--- What you should do ---
Copy every record below exactly.

--- Data extracted from a collection ---
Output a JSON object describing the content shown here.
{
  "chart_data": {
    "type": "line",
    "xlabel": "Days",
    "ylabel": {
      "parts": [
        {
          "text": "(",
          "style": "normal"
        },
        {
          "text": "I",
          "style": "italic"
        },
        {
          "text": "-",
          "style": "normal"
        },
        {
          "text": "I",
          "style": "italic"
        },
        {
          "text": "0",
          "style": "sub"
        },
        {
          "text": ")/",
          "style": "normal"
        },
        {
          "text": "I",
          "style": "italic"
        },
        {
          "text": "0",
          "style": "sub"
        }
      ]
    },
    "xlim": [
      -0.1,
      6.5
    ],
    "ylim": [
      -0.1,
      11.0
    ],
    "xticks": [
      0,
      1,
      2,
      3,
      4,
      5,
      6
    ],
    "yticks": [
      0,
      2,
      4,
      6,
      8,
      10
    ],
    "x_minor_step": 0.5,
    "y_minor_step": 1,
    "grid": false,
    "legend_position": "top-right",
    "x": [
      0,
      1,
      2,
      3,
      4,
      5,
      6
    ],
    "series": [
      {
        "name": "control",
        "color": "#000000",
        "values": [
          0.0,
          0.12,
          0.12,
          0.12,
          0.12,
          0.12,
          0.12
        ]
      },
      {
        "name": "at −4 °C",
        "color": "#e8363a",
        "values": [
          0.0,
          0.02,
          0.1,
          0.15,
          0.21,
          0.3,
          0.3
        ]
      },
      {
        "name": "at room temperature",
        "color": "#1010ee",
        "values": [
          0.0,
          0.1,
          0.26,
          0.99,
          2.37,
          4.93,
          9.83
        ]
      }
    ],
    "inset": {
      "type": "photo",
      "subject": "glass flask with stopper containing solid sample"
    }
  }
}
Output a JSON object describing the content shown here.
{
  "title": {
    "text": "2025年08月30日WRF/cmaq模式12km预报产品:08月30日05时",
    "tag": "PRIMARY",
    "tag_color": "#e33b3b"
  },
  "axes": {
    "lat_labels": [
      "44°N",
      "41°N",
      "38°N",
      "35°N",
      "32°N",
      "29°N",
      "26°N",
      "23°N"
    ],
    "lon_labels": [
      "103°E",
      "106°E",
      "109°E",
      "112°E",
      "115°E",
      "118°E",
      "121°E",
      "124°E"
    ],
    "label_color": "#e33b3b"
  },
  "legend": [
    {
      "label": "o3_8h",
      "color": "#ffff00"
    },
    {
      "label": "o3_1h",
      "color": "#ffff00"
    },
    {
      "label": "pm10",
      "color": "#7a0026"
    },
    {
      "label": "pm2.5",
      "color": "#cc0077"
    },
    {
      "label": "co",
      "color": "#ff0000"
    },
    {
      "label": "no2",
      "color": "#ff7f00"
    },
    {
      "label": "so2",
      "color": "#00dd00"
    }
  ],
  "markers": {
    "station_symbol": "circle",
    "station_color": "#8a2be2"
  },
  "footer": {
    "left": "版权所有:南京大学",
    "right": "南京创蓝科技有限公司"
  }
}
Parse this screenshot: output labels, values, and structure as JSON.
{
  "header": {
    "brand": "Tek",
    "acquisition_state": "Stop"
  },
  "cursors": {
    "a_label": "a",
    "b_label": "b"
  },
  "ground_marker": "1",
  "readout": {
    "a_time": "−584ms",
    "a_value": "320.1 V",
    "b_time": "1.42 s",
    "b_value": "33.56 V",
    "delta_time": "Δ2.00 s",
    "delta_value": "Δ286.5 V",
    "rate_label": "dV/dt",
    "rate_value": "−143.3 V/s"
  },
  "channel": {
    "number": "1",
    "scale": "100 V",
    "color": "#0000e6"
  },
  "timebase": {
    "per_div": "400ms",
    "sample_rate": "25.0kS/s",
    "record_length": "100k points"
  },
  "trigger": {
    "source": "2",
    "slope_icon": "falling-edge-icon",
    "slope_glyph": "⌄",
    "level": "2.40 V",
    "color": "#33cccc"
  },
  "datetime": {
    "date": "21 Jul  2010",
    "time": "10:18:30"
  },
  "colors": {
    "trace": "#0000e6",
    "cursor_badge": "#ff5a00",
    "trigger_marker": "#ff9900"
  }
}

--- Exercise output ---
Output a JSON object describing the content shown here.
{
  "chart_data": {
    "type": "line",
    "xlabel": "Days",
    "ylabel": {
      "parts": [
        {
          "text": "(",
          "style": "normal"
        },
        {
          "text": "I",
          "style": "italic"
        },
        {
          "text": "-",
          "style": "normal"
        },
        {
          "text": "I",
          "style": "italic"
        },
        {
          "text": "0",
          "style": "sub"
        },
        {
          "text": ")/",
          "style": "normal"
        },
        {
          "text": "I",
          "style": "italic"
        },
        {
          "text": "0",
          "style": "sub"
        }
      ]
    },
    "xlim": [
      -0.1,
      6.5
    ],
    "ylim": [
      -0.1,
      11.0
    ],
    "xticks": [
      0,
      1,
      2,
      3,
      4,
      5,
      6
    ],
    "yticks": [
      0,
      2,
      4,
      6,
      8,
      10
    ],
    "x_minor_step": 0.5,
    "y_minor_step": 1,
    "grid": false,
    "legend_position": "top-right",
    "x": [
      0,
      1,
      2,
      3,
      4,
      5,
      6
    ],
    "series": [
      {
        "name": "control",
        "color": "#000000",
        "values": [
          0.0,
          0.12,
          0.12,
          0.12,
          0.12,
          0.12,
          0.12
        ]
      },
      {
        "name": "at −4 °C",
        "color": "#e8363a",
        "values": [
          0.0,
          0.02,
          0.1,
          0.15,
          0.21,
          0.3,
          0.3
        ]
      },
      {
        "name": "at room temperature",
        "color": "#1010ee",
        "values": [
          0.0,
          0.1,
          0.26,
          0.99,
          2.37,
          4.93,
          9.83
        ]
      }
    ],
    "inset": {
      "type": "photo",
      "subject": "glass flask with stopper containing solid sample"
    }
  }
}
Output a JSON object describing the content shown here.
{
  "title": {
    "text": "2025年08月30日WRF/cmaq模式12km预报产品:08月30日05时",
    "tag": "PRIMARY",
    "tag_color": "#e33b3b"
  },
  "axes": {
    "lat_labels": [
      "44°N",
      "41°N",
      "38°N",
      "35°N",
      "32°N",
      "29°N",
      "26°N",
      "23°N"
    ],
    "lon_labels": [
      "103°E",
      "106°E",
      "109°E",
      "112°E",
      "115°E",
      "118°E",
      "121°E",
      "124°E"
    ],
    "label_color": "#e33b3b"
  },
  "legend": [
    {
      "label": "o3_8h",
      "color": "#ffff00"
    },
    {
      "label": "o3_1h",
      "color": "#ffff00"
    },
    {
      "label": "pm10",
      "color": "#7a0026"
    },
    {
      "label": "pm2.5",
      "color": "#cc0077"
    },
    {
      "label": "co",
      "color": "#ff0000"
    },
    {
      "label": "no2",
      "color": "#ff7f00"
    },
    {
      "label": "so2",
      "color": "#00dd00"
    }
  ],
  "markers": {
    "station_symbol": "circle",
    "station_color": "#8a2be2"
  },
  "footer": {
    "left": "版权所有:南京大学",
    "right": "南京创蓝科技有限公司"
  }
}
Parse this screenshot: output labels, values, and structure as JSON.
{
  "header": {
    "brand": "Tek",
    "acquisition_state": "Stop"
  },
  "cursors": {
    "a_label": "a",
    "b_label": "b"
  },
  "ground_marker": "1",
  "readout": {
    "a_time": "−584ms",
    "a_value": "320.1 V",
    "b_time": "1.42 s",
    "b_value": "33.56 V",
    "delta_time": "Δ2.00 s",
    "delta_value": "Δ286.5 V",
    "rate_label": "dV/dt",
    "rate_value": "−143.3 V/s"
  },
  "channel": {
    "number": "1",
    "scale": "100 V",
    "color": "#0000e6"
  },
  "timebase": {
    "per_div": "400ms",
    "sample_rate": "25.0kS/s",
    "record_length": "100k points"
  },
  "trigger": {
    "source": "2",
    "slope_icon": "falling-edge-icon",
    "slope_glyph": "⌄",
    "level": "2.40 V",
    "color": "#33cccc"
  },
  "datetime": {
    "date": "21 Jul  2010",
    "time": "10:18:30"
  },
  "colors": {
    "trace": "#0000e6",
    "cursor_badge": "#ff5a00",
    "trigger_marker": "#ff9900"
  }
}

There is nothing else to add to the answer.